# DESCRIPTION OF THE TASK:
Look through the material below. Copy each line that contains the string "into".

# PROVIDED INFORMATION:
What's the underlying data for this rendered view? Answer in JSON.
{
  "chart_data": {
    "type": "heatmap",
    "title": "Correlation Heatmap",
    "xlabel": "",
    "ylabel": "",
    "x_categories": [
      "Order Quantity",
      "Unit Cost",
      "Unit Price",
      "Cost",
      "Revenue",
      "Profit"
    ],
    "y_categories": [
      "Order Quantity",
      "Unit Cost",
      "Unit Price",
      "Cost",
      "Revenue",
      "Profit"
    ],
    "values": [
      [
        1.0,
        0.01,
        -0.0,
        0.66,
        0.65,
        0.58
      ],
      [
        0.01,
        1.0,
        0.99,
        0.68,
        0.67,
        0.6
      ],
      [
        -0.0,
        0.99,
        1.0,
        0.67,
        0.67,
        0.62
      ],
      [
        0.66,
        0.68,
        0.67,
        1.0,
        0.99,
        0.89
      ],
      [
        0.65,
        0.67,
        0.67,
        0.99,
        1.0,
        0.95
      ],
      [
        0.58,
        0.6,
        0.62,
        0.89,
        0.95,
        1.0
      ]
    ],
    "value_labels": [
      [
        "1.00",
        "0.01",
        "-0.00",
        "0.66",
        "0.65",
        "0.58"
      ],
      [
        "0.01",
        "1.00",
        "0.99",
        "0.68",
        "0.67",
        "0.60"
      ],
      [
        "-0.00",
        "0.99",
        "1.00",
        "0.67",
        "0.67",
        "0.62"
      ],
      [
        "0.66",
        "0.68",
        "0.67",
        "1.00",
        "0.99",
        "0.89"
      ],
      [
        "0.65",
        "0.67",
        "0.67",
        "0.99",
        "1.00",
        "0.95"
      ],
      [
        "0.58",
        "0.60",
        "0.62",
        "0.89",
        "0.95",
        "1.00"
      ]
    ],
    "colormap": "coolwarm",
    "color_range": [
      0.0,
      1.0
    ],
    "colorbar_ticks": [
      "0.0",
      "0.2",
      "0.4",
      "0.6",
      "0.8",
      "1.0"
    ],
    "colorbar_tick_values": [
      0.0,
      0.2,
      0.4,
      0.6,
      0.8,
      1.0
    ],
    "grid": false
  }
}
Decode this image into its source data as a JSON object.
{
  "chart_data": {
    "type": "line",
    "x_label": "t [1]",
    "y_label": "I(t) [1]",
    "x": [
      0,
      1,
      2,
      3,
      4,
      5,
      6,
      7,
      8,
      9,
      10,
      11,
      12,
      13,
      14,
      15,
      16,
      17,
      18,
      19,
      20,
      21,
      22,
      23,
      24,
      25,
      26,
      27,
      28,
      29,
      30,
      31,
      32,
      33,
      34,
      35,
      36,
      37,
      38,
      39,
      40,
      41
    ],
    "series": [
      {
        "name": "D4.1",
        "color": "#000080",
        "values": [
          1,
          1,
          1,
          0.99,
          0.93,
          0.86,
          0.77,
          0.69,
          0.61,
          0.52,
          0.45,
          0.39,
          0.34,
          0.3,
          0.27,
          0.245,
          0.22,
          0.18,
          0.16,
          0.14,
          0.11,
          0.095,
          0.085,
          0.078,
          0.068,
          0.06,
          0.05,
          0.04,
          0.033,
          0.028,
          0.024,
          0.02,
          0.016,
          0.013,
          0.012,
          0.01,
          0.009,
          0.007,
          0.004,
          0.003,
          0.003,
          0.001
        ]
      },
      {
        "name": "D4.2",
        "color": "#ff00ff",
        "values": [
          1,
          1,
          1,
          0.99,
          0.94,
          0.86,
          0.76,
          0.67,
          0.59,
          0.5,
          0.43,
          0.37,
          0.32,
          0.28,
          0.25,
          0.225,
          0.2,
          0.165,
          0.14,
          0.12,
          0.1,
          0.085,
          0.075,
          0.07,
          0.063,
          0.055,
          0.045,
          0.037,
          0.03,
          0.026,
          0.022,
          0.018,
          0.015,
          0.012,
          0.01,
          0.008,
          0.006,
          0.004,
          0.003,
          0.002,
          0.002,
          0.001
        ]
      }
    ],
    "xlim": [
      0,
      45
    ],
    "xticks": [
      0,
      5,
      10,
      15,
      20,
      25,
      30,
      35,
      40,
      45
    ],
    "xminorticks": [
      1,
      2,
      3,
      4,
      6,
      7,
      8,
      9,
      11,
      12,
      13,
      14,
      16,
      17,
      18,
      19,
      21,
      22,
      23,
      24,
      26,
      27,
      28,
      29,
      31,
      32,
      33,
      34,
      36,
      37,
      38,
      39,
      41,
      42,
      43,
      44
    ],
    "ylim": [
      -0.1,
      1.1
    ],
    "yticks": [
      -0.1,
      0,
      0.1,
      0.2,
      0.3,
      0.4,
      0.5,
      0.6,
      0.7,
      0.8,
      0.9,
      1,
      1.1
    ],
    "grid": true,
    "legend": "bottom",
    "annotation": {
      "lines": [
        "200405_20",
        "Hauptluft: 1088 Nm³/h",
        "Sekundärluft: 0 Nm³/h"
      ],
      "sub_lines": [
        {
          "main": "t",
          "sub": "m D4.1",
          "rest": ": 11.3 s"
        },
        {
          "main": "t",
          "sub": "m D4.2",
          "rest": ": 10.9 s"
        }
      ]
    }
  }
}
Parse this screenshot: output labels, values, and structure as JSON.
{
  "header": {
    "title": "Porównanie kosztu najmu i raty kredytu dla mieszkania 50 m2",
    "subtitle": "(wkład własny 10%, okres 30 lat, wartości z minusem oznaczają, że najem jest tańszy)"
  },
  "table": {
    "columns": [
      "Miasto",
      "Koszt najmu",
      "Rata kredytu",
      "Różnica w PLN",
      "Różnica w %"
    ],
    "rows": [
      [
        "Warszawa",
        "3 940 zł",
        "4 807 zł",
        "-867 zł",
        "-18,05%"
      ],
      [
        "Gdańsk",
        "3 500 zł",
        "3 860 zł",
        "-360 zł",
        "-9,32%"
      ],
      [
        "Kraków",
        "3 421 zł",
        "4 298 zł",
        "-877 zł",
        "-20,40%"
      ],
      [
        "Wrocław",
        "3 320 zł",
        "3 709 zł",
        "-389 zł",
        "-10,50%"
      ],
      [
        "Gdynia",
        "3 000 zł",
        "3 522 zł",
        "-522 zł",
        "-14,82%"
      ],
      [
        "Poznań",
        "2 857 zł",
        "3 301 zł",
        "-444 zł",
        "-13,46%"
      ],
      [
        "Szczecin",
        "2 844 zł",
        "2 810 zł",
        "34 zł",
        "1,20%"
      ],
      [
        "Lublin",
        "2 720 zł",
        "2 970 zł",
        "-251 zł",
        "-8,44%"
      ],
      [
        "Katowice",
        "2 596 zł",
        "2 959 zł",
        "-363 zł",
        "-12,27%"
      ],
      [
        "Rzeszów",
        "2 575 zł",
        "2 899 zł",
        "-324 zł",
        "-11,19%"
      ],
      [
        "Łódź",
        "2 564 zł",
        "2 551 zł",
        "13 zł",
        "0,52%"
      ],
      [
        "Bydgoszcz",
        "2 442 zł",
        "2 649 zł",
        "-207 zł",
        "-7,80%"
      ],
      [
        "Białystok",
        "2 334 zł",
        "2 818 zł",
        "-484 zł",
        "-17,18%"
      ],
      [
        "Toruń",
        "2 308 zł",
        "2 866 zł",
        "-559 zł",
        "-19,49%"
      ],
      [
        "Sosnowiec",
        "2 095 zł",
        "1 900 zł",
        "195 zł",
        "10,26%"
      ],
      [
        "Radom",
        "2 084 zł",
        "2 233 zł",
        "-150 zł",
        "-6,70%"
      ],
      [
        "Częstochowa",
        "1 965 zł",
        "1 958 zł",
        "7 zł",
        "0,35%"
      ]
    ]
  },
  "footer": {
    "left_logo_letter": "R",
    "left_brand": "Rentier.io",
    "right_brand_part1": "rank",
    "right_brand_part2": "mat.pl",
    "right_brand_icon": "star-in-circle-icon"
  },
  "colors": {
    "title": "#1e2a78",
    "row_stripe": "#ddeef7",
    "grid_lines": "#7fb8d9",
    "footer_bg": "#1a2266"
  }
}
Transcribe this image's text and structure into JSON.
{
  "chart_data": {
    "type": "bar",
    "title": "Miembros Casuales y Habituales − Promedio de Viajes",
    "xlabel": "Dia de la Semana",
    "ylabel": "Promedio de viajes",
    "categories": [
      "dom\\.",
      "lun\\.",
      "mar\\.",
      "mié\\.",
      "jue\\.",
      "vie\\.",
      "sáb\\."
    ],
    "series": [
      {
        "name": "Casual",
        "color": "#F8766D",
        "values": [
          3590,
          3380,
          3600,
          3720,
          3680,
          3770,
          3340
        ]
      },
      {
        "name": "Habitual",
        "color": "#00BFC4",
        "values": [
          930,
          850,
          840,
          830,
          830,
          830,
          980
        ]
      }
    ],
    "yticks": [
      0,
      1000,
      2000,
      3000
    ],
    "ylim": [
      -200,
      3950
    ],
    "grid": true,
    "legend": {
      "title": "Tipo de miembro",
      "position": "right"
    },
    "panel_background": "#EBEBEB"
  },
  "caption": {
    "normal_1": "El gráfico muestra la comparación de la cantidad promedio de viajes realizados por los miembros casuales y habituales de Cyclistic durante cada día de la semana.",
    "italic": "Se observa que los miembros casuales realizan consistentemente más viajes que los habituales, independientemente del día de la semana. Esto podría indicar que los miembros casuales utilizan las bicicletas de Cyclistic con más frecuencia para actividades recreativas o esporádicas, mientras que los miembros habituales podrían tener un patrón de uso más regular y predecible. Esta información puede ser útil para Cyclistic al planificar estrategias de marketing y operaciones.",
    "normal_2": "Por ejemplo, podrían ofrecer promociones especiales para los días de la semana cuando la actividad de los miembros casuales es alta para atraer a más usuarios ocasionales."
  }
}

# RESPONSE TO THE EXERCISE:
Decode this image into its source data as a JSON object.
Transcribe this image's text and structure into JSON.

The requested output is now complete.